## WHAT IS ASKED
The records below are to be repeated in full, exactly as they are.
>>>>
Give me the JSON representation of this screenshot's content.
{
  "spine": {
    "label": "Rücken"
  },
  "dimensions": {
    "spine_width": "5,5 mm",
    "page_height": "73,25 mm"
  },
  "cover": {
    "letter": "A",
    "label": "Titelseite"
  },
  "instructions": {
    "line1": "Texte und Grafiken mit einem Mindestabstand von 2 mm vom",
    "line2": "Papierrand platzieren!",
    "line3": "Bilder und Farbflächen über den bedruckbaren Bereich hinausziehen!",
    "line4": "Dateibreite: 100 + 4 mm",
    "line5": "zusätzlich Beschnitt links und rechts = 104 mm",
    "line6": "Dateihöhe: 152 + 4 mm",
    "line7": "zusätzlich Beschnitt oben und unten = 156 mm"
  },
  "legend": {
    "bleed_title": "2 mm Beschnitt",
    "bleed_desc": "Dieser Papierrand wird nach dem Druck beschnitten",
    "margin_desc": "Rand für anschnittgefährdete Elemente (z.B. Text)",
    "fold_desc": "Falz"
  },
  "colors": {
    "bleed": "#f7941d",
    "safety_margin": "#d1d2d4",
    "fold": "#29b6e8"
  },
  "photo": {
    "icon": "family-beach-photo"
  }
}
<<<<
## SOLUTION TO THIS TASK
Give me the JSON representation of this screenshot's content.
{
  "spine": {
    "label": "Rücken"
  },
  "dimensions": {
    "spine_width": "5,5 mm",
    "page_height": "73,25 mm"
  },
  "cover": {
    "letter": "A",
    "label": "Titelseite"
  },
  "instructions": {
    "line1": "Texte und Grafiken mit einem Mindestabstand von 2 mm vom",
    "line2": "Papierrand platzieren!",
    "line3": "Bilder und Farbflächen über den bedruckbaren Bereich hinausziehen!",
    "line4": "Dateibreite: 100 + 4 mm",
    "line5": "zusätzlich Beschnitt links und rechts = 104 mm",
    "line6": "Dateihöhe: 152 + 4 mm",
    "line7": "zusätzlich Beschnitt oben und unten = 156 mm"
  },
  "legend": {
    "bleed_title": "2 mm Beschnitt",
    "bleed_desc": "Dieser Papierrand wird nach dem Druck beschnitten",
    "margin_desc": "Rand für anschnittgefährdete Elemente (z.B. Text)",
    "fold_desc": "Falz"
  },
  "colors": {
    "bleed": "#f7941d",
    "safety_margin": "#d1d2d4",
    "fold": "#29b6e8"
  },
  "photo": {
    "icon": "family-beach-photo"
  }
}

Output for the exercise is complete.